## Problem
Give the number of lines in the following entries that contain the word "maintaining", with nothing added.

⟨

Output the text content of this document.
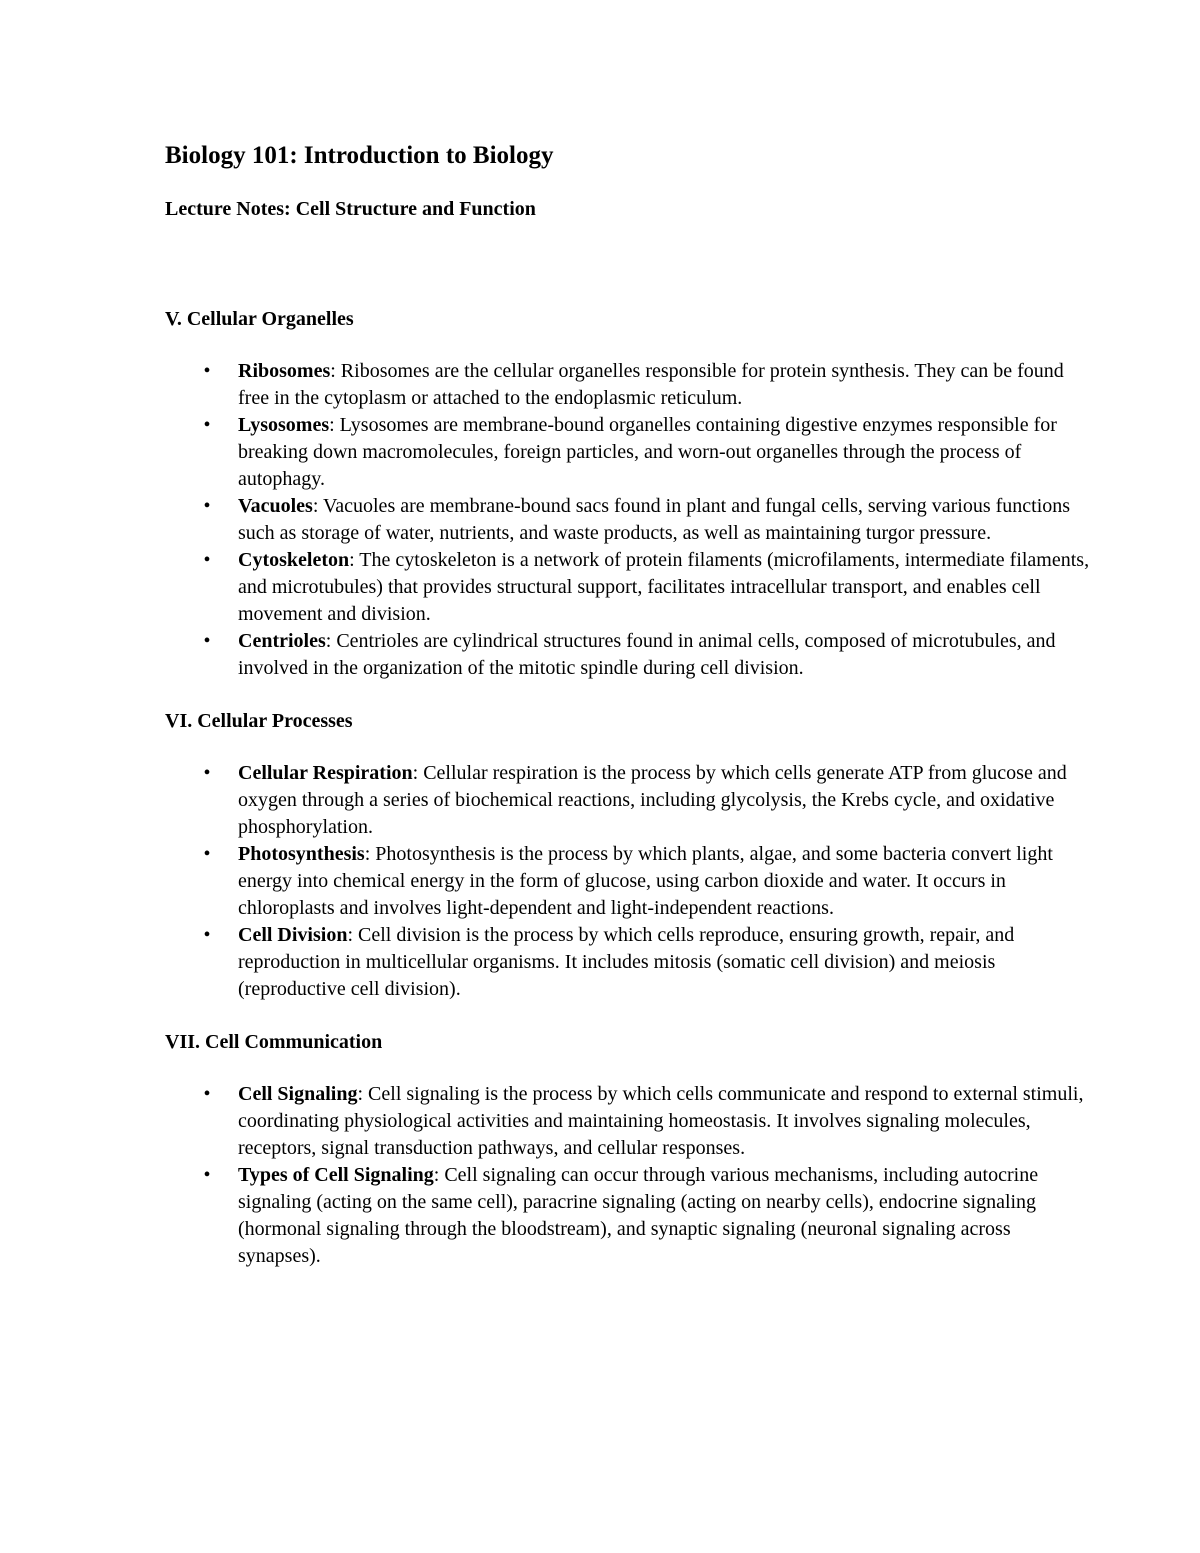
Biology 101: Introduction to Biology
Lecture Notes: Cell Structure and Function
V. Cellular Organelles
• Ribosomes: Ribosomes are the cellular organelles responsible for protein synthesis. They can be found free in the cytoplasm or attached to the endoplasmic reticulum.
• Lysosomes: Lysosomes are membrane-bound organelles containing digestive enzymes responsible for breaking down macromolecules, foreign particles, and worn-out organelles through the process of autophagy.
• Vacuoles: Vacuoles are membrane-bound sacs found in plant and fungal cells, serving various functions such as storage of water, nutrients, and waste products, as well as maintaining turgor pressure.
• Cytoskeleton: The cytoskeleton is a network of protein filaments (microfilaments, intermediate filaments, and microtubules) that provides structural support, facilitates intracellular transport, and enables cell movement and division.
• Centrioles: Centrioles are cylindrical structures found in animal cells, composed of microtubules, and involved in the organization of the mitotic spindle during cell division.
VI. Cellular Processes
• Cellular Respiration: Cellular respiration is the process by which cells generate ATP from glucose and oxygen through a series of biochemical reactions, including glycolysis, the Krebs cycle, and oxidative phosphorylation.
• Photosynthesis: Photosynthesis is the process by which plants, algae, and some bacteria convert light energy into chemical energy in the form of glucose, using carbon dioxide and water. It occurs in chloroplasts and involves light-dependent and light-independent reactions.
• Cell Division: Cell division is the process by which cells reproduce, ensuring growth, repair, and reproduction in multicellular organisms. It includes mitosis (somatic cell division) and meiosis (reproductive cell division).
VII. Cell Communication
• Cell Signaling: Cell signaling is the process by which cells communicate and respond to external stimuli, coordinating physiological activities and maintaining homeostasis. It involves signaling molecules, receptors, signal transduction pathways, and cellular responses.
• Types of Cell Signaling: Cell signaling can occur through various mechanisms, including autocrine signaling (acting on the same cell), paracrine signaling (acting on nearby cells), endocrine signaling (hormonal signaling through the bloodstream), and synaptic signaling (neuronal signaling across synapses).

⟩

## Solution to this problem
2